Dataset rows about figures
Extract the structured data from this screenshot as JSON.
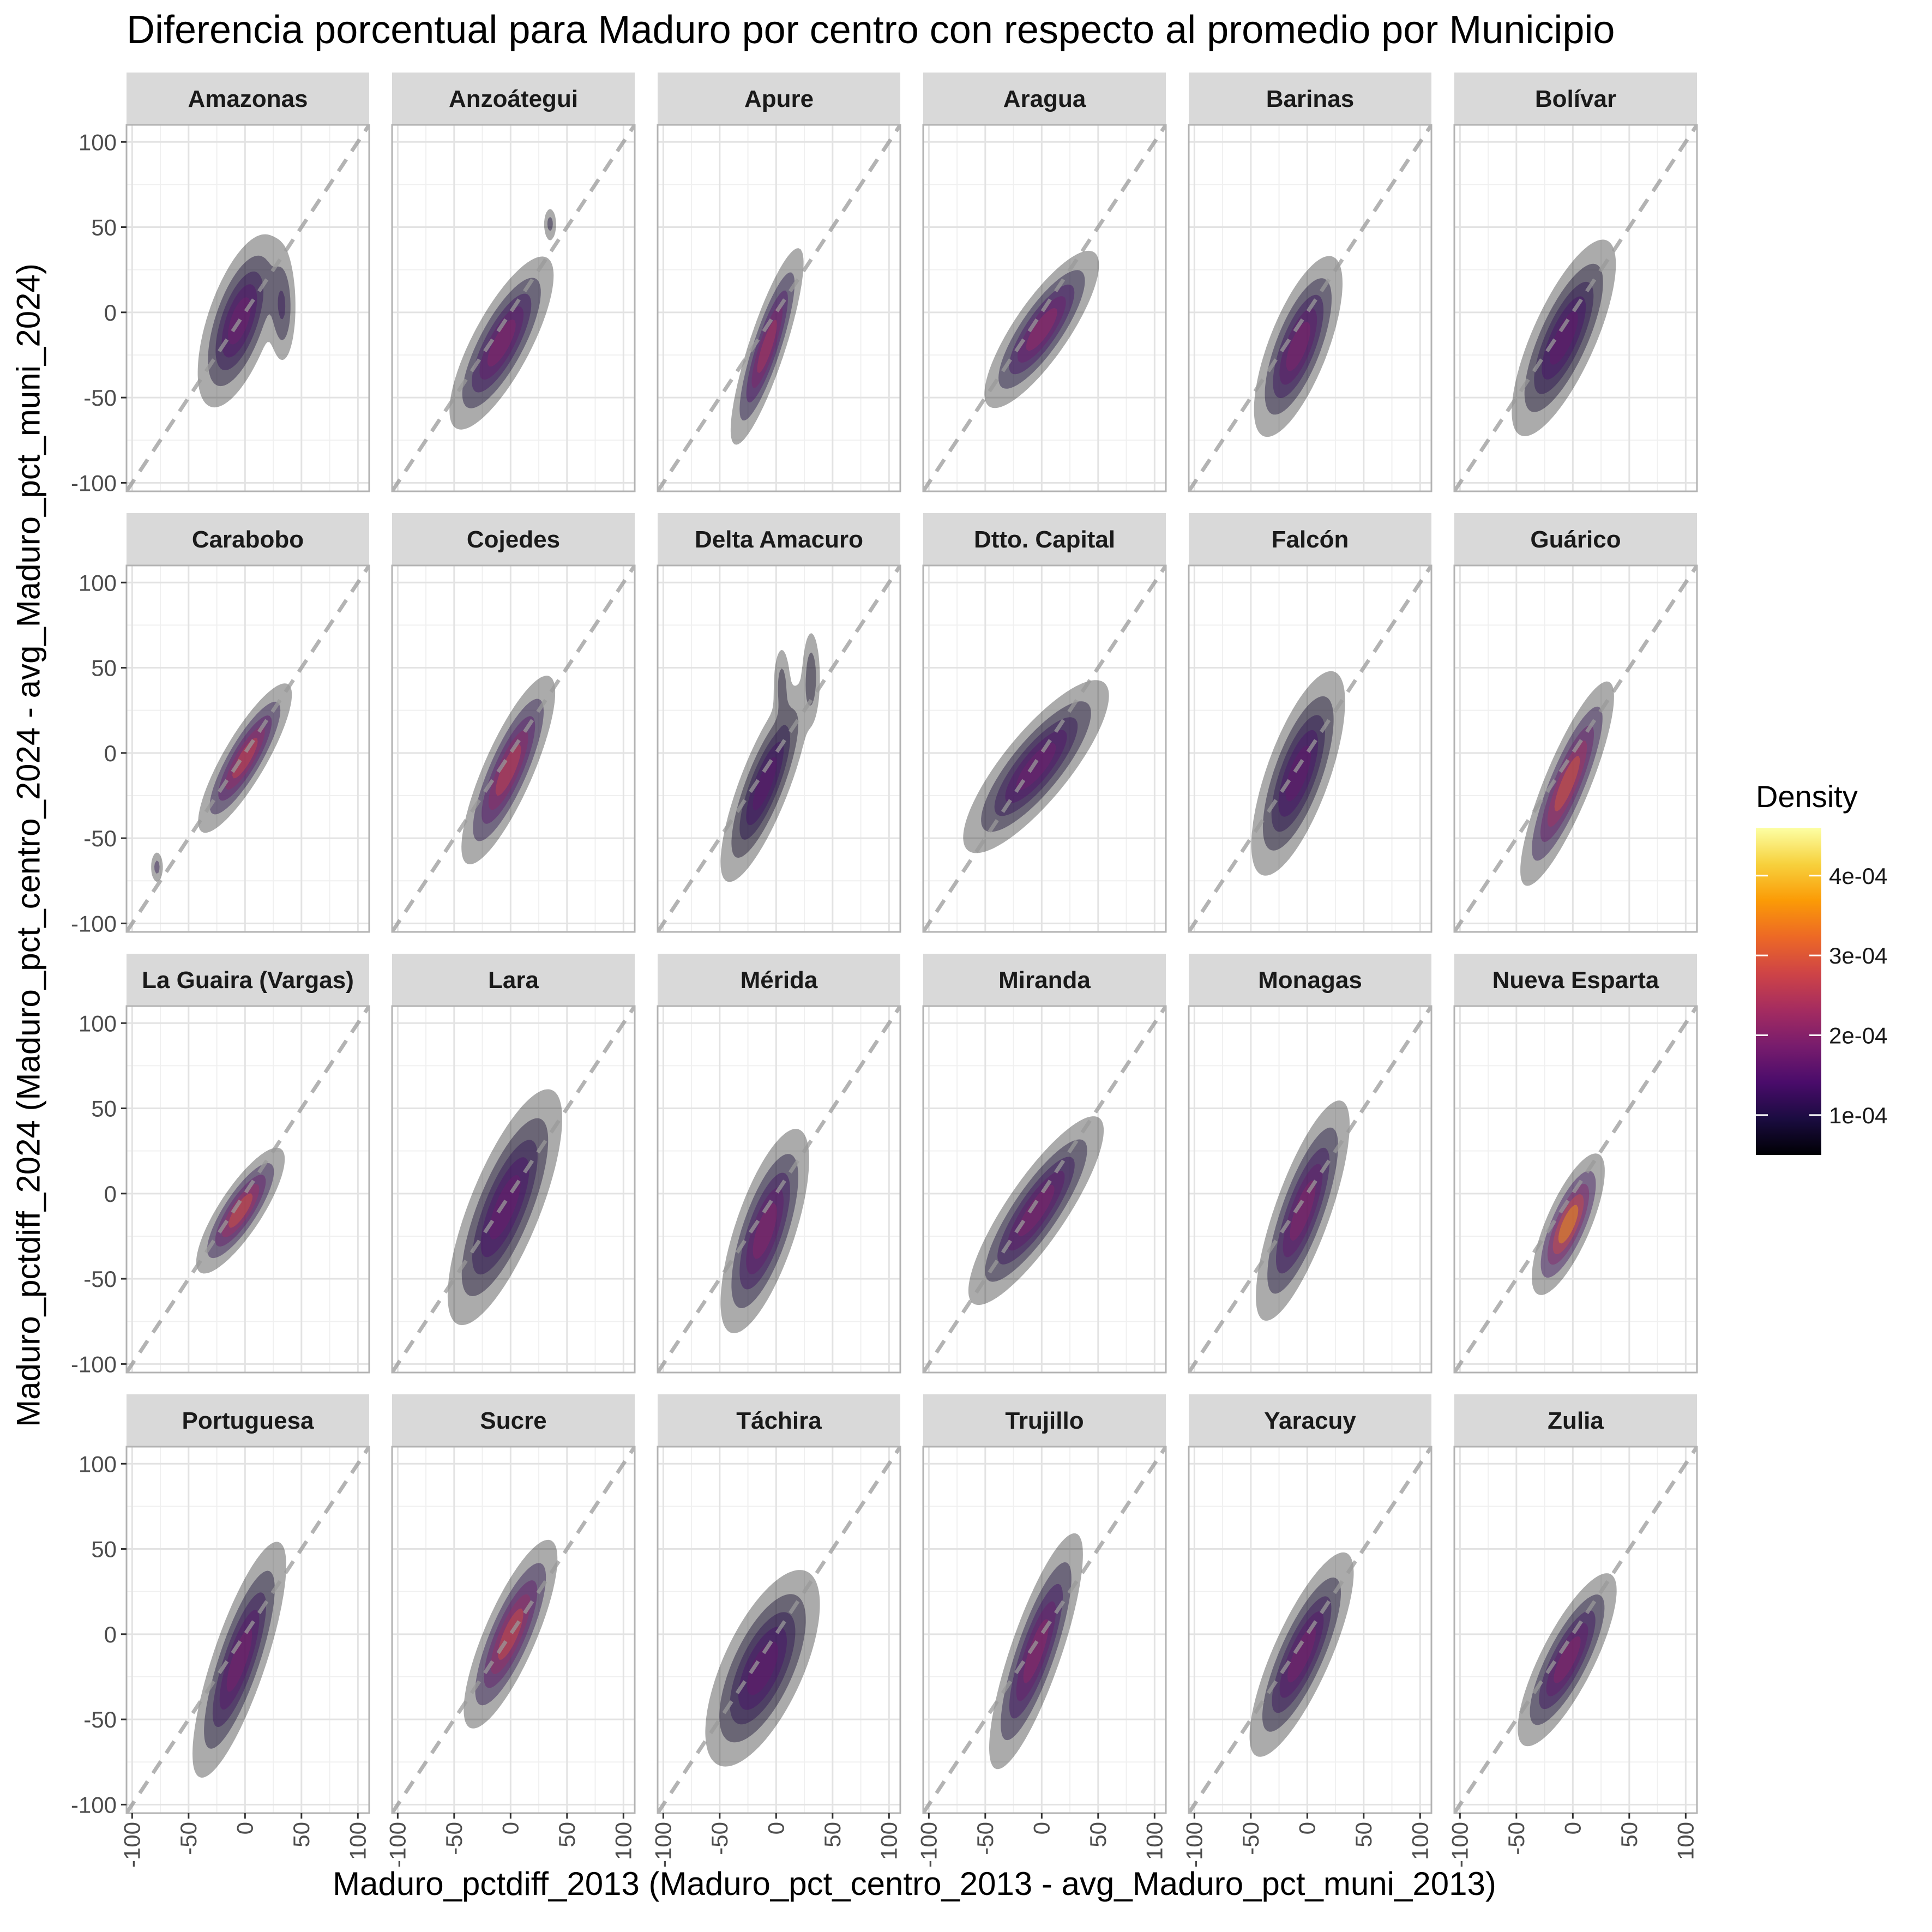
{
  "chart_data": {
    "type": "density2d",
    "title": "Diferencia porcentual para Maduro por centro con respecto al promedio por Municipio",
    "xlabel": "Maduro_pctdiff_2013 (Maduro_pct_centro_2013 - avg_Maduro_pct_muni_2013)",
    "ylabel": "Maduro_pctdiff_2024 (Maduro_pct_centro_2024 - avg_Maduro_pct_muni_2024)",
    "xlim": [
      -105,
      110
    ],
    "ylim": [
      -105,
      110
    ],
    "x_ticks": [
      -100,
      -50,
      0,
      50,
      100
    ],
    "y_ticks": [
      -100,
      -50,
      0,
      50,
      100
    ],
    "x_tick_labels": [
      "-100",
      "-50",
      "0",
      "50",
      "100"
    ],
    "y_tick_labels": [
      "-100",
      "-50",
      "0",
      "50",
      "100"
    ],
    "reference_line": {
      "slope": 1,
      "intercept": 0,
      "style": "dashed",
      "color": "#999999"
    },
    "grid": true,
    "facet_layout": {
      "rows": 4,
      "cols": 6
    },
    "legend": {
      "title": "Density",
      "position": "right",
      "range": [
        5e-05,
        0.00046
      ],
      "ticks": [
        0.0001,
        0.0002,
        0.0003,
        0.0004
      ],
      "tick_labels": [
        "1e-04",
        "2e-04",
        "3e-04",
        "4e-04"
      ],
      "colormap": [
        "#000004",
        "#1B0C41",
        "#4A0C6B",
        "#781C6D",
        "#A52C60",
        "#CF4446",
        "#ED6925",
        "#FB9B06",
        "#F7D13D",
        "#FCFFA4"
      ]
    },
    "facets": [
      {
        "name": "Amazonas",
        "cx": -5,
        "cy": -5,
        "sx": 16,
        "sy": 22,
        "r": 0.6,
        "peak": 0.00022,
        "extras": [
          {
            "cx": 33,
            "cy": 3,
            "sx": 6,
            "sy": 16,
            "r": 0,
            "w": 0.45
          }
        ]
      },
      {
        "name": "Anzoátegui",
        "cx": -8,
        "cy": -18,
        "sx": 20,
        "sy": 22,
        "r": 0.78,
        "peak": 0.00025,
        "extras": [
          {
            "cx": 35,
            "cy": 52,
            "sx": 3,
            "sy": 5,
            "r": 0,
            "w": 0.3
          }
        ]
      },
      {
        "name": "Apure",
        "cx": -8,
        "cy": -20,
        "sx": 14,
        "sy": 25,
        "r": 0.85,
        "peak": 0.0003,
        "extras": []
      },
      {
        "name": "Aragua",
        "cx": 0,
        "cy": -10,
        "sx": 22,
        "sy": 20,
        "r": 0.82,
        "peak": 0.00027,
        "extras": []
      },
      {
        "name": "Barinas",
        "cx": -8,
        "cy": -20,
        "sx": 17,
        "sy": 23,
        "r": 0.7,
        "peak": 0.00024,
        "extras": []
      },
      {
        "name": "Bolívar",
        "cx": -8,
        "cy": -15,
        "sx": 20,
        "sy": 25,
        "r": 0.75,
        "peak": 0.0002,
        "extras": []
      },
      {
        "name": "Carabobo",
        "cx": 0,
        "cy": -3,
        "sx": 18,
        "sy": 19,
        "r": 0.85,
        "peak": 0.00034,
        "extras": [
          {
            "cx": -78,
            "cy": -67,
            "sx": 3,
            "sy": 5,
            "r": 0,
            "w": 0.3
          }
        ]
      },
      {
        "name": "Cojedes",
        "cx": -2,
        "cy": -10,
        "sx": 18,
        "sy": 24,
        "r": 0.82,
        "peak": 0.00033,
        "extras": []
      },
      {
        "name": "Delta Amacuro",
        "cx": -10,
        "cy": -18,
        "sx": 17,
        "sy": 25,
        "r": 0.8,
        "peak": 0.00019,
        "extras": [
          {
            "cx": 31,
            "cy": 45,
            "sx": 4,
            "sy": 14,
            "r": 0,
            "w": 0.35
          },
          {
            "cx": 5,
            "cy": 40,
            "sx": 4,
            "sy": 12,
            "r": 0,
            "w": 0.3
          }
        ]
      },
      {
        "name": "Dtto. Capital",
        "cx": -5,
        "cy": -8,
        "sx": 28,
        "sy": 22,
        "r": 0.82,
        "peak": 0.00022,
        "extras": []
      },
      {
        "name": "Falcón",
        "cx": -8,
        "cy": -12,
        "sx": 18,
        "sy": 26,
        "r": 0.7,
        "peak": 0.0002,
        "extras": []
      },
      {
        "name": "Guárico",
        "cx": -5,
        "cy": -18,
        "sx": 18,
        "sy": 26,
        "r": 0.85,
        "peak": 0.00037,
        "extras": []
      },
      {
        "name": "La Guaira (Vargas)",
        "cx": -4,
        "cy": -10,
        "sx": 17,
        "sy": 16,
        "r": 0.82,
        "peak": 0.00036,
        "extras": []
      },
      {
        "name": "Lara",
        "cx": -5,
        "cy": -8,
        "sx": 22,
        "sy": 30,
        "r": 0.75,
        "peak": 0.00021,
        "extras": []
      },
      {
        "name": "Mérida",
        "cx": -10,
        "cy": -22,
        "sx": 17,
        "sy": 26,
        "r": 0.7,
        "peak": 0.00025,
        "extras": []
      },
      {
        "name": "Miranda",
        "cx": -5,
        "cy": -10,
        "sx": 26,
        "sy": 24,
        "r": 0.85,
        "peak": 0.00024,
        "extras": []
      },
      {
        "name": "Monagas",
        "cx": -4,
        "cy": -10,
        "sx": 18,
        "sy": 28,
        "r": 0.78,
        "peak": 0.00025,
        "extras": []
      },
      {
        "name": "Nueva Esparta",
        "cx": -4,
        "cy": -18,
        "sx": 14,
        "sy": 18,
        "r": 0.75,
        "peak": 0.00045,
        "extras": []
      },
      {
        "name": "Portuguesa",
        "cx": -5,
        "cy": -15,
        "sx": 18,
        "sy": 30,
        "r": 0.8,
        "peak": 0.00023,
        "extras": []
      },
      {
        "name": "Sucre",
        "cx": 0,
        "cy": 0,
        "sx": 18,
        "sy": 24,
        "r": 0.8,
        "peak": 0.00035,
        "extras": []
      },
      {
        "name": "Táchira",
        "cx": -12,
        "cy": -20,
        "sx": 22,
        "sy": 25,
        "r": 0.65,
        "peak": 0.0002,
        "extras": []
      },
      {
        "name": "Trujillo",
        "cx": -5,
        "cy": -10,
        "sx": 18,
        "sy": 30,
        "r": 0.82,
        "peak": 0.00026,
        "extras": []
      },
      {
        "name": "Yaracuy",
        "cx": -5,
        "cy": -12,
        "sx": 20,
        "sy": 26,
        "r": 0.8,
        "peak": 0.00023,
        "extras": []
      },
      {
        "name": "Zulia",
        "cx": -5,
        "cy": -15,
        "sx": 19,
        "sy": 22,
        "r": 0.8,
        "peak": 0.00025,
        "extras": []
      }
    ]
  }
}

What the task asks →
Return the whole listing, word for word, and leave out every picture.

Output of the task →
Extract the structured data from this screenshot as JSON.
{
  "chart_data": {
    "type": "density2d",
    "title": "Diferencia porcentual para Maduro por centro con respecto al promedio por Municipio",
    "xlabel": "Maduro_pctdiff_2013 (Maduro_pct_centro_2013 - avg_Maduro_pct_muni_2013)",
    "ylabel": "Maduro_pctdiff_2024 (Maduro_pct_centro_2024 - avg_Maduro_pct_muni_2024)",
    "xlim": [
      -105,
      110
    ],
    "ylim": [
      -105,
      110
    ],
    "x_ticks": [
      -100,
      -50,
      0,
      50,
      100
    ],
    "y_ticks": [
      -100,
      -50,
      0,
      50,
      100
    ],
    "x_tick_labels": [
      "-100",
      "-50",
      "0",
      "50",
      "100"
    ],
    "y_tick_labels": [
      "-100",
      "-50",
      "0",
      "50",
      "100"
    ],
    "reference_line": {
      "slope": 1,
      "intercept": 0,
      "style": "dashed",
      "color": "#999999"
    },
    "grid": true,
    "facet_layout": {
      "rows": 4,
      "cols": 6
    },
    "legend": {
      "title": "Density",
      "position": "right",
      "range": [
        5e-05,
        0.00046
      ],
      "ticks": [
        0.0001,
        0.0002,
        0.0003,
        0.0004
      ],
      "tick_labels": [
        "1e-04",
        "2e-04",
        "3e-04",
        "4e-04"
      ],
      "colormap": [
        "#000004",
        "#1B0C41",
        "#4A0C6B",
        "#781C6D",
        "#A52C60",
        "#CF4446",
        "#ED6925",
        "#FB9B06",
        "#F7D13D",
        "#FCFFA4"
      ]
    },
    "facets": [
      {
        "name": "Amazonas",
        "cx": -5,
        "cy": -5,
        "sx": 16,
        "sy": 22,
        "r": 0.6,
        "peak": 0.00022,
        "extras": [
          {
            "cx": 33,
            "cy": 3,
            "sx": 6,
            "sy": 16,
            "r": 0,
            "w": 0.45
          }
        ]
      },
      {
        "name": "Anzoátegui",
        "cx": -8,
        "cy": -18,
        "sx": 20,
        "sy": 22,
        "r": 0.78,
        "peak": 0.00025,
        "extras": [
          {
            "cx": 35,
            "cy": 52,
            "sx": 3,
            "sy": 5,
            "r": 0,
            "w": 0.3
          }
        ]
      },
      {
        "name": "Apure",
        "cx": -8,
        "cy": -20,
        "sx": 14,
        "sy": 25,
        "r": 0.85,
        "peak": 0.0003,
        "extras": []
      },
      {
        "name": "Aragua",
        "cx": 0,
        "cy": -10,
        "sx": 22,
        "sy": 20,
        "r": 0.82,
        "peak": 0.00027,
        "extras": []
      },
      {
        "name": "Barinas",
        "cx": -8,
        "cy": -20,
        "sx": 17,
        "sy": 23,
        "r": 0.7,
        "peak": 0.00024,
        "extras": []
      },
      {
        "name": "Bolívar",
        "cx": -8,
        "cy": -15,
        "sx": 20,
        "sy": 25,
        "r": 0.75,
        "peak": 0.0002,
        "extras": []
      },
      {
        "name": "Carabobo",
        "cx": 0,
        "cy": -3,
        "sx": 18,
        "sy": 19,
        "r": 0.85,
        "peak": 0.00034,
        "extras": [
          {
            "cx": -78,
            "cy": -67,
            "sx": 3,
            "sy": 5,
            "r": 0,
            "w": 0.3
          }
        ]
      },
      {
        "name": "Cojedes",
        "cx": -2,
        "cy": -10,
        "sx": 18,
        "sy": 24,
        "r": 0.82,
        "peak": 0.00033,
        "extras": []
      },
      {
        "name": "Delta Amacuro",
        "cx": -10,
        "cy": -18,
        "sx": 17,
        "sy": 25,
        "r": 0.8,
        "peak": 0.00019,
        "extras": [
          {
            "cx": 31,
            "cy": 45,
            "sx": 4,
            "sy": 14,
            "r": 0,
            "w": 0.35
          },
          {
            "cx": 5,
            "cy": 40,
            "sx": 4,
            "sy": 12,
            "r": 0,
            "w": 0.3
          }
        ]
      },
      {
        "name": "Dtto. Capital",
        "cx": -5,
        "cy": -8,
        "sx": 28,
        "sy": 22,
        "r": 0.82,
        "peak": 0.00022,
        "extras": []
      },
      {
        "name": "Falcón",
        "cx": -8,
        "cy": -12,
        "sx": 18,
        "sy": 26,
        "r": 0.7,
        "peak": 0.0002,
        "extras": []
      },
      {
        "name": "Guárico",
        "cx": -5,
        "cy": -18,
        "sx": 18,
        "sy": 26,
        "r": 0.85,
        "peak": 0.00037,
        "extras": []
      },
      {
        "name": "La Guaira (Vargas)",
        "cx": -4,
        "cy": -10,
        "sx": 17,
        "sy": 16,
        "r": 0.82,
        "peak": 0.00036,
        "extras": []
      },
      {
        "name": "Lara",
        "cx": -5,
        "cy": -8,
        "sx": 22,
        "sy": 30,
        "r": 0.75,
        "peak": 0.00021,
        "extras": []
      },
      {
        "name": "Mérida",
        "cx": -10,
        "cy": -22,
        "sx": 17,
        "sy": 26,
        "r": 0.7,
        "peak": 0.00025,
        "extras": []
      },
      {
        "name": "Miranda",
        "cx": -5,
        "cy": -10,
        "sx": 26,
        "sy": 24,
        "r": 0.85,
        "peak": 0.00024,
        "extras": []
      },
      {
        "name": "Monagas",
        "cx": -4,
        "cy": -10,
        "sx": 18,
        "sy": 28,
        "r": 0.78,
        "peak": 0.00025,
        "extras": []
      },
      {
        "name": "Nueva Esparta",
        "cx": -4,
        "cy": -18,
        "sx": 14,
        "sy": 18,
        "r": 0.75,
        "peak": 0.00045,
        "extras": []
      },
      {
        "name": "Portuguesa",
        "cx": -5,
        "cy": -15,
        "sx": 18,
        "sy": 30,
        "r": 0.8,
        "peak": 0.00023,
        "extras": []
      },
      {
        "name": "Sucre",
        "cx": 0,
        "cy": 0,
        "sx": 18,
        "sy": 24,
        "r": 0.8,
        "peak": 0.00035,
        "extras": []
      },
      {
        "name": "Táchira",
        "cx": -12,
        "cy": -20,
        "sx": 22,
        "sy": 25,
        "r": 0.65,
        "peak": 0.0002,
        "extras": []
      },
      {
        "name": "Trujillo",
        "cx": -5,
        "cy": -10,
        "sx": 18,
        "sy": 30,
        "r": 0.82,
        "peak": 0.00026,
        "extras": []
      },
      {
        "name": "Yaracuy",
        "cx": -5,
        "cy": -12,
        "sx": 20,
        "sy": 26,
        "r": 0.8,
        "peak": 0.00023,
        "extras": []
      },
      {
        "name": "Zulia",
        "cx": -5,
        "cy": -15,
        "sx": 19,
        "sy": 22,
        "r": 0.8,
        "peak": 0.00025,
        "extras": []
      }
    ]
  }
}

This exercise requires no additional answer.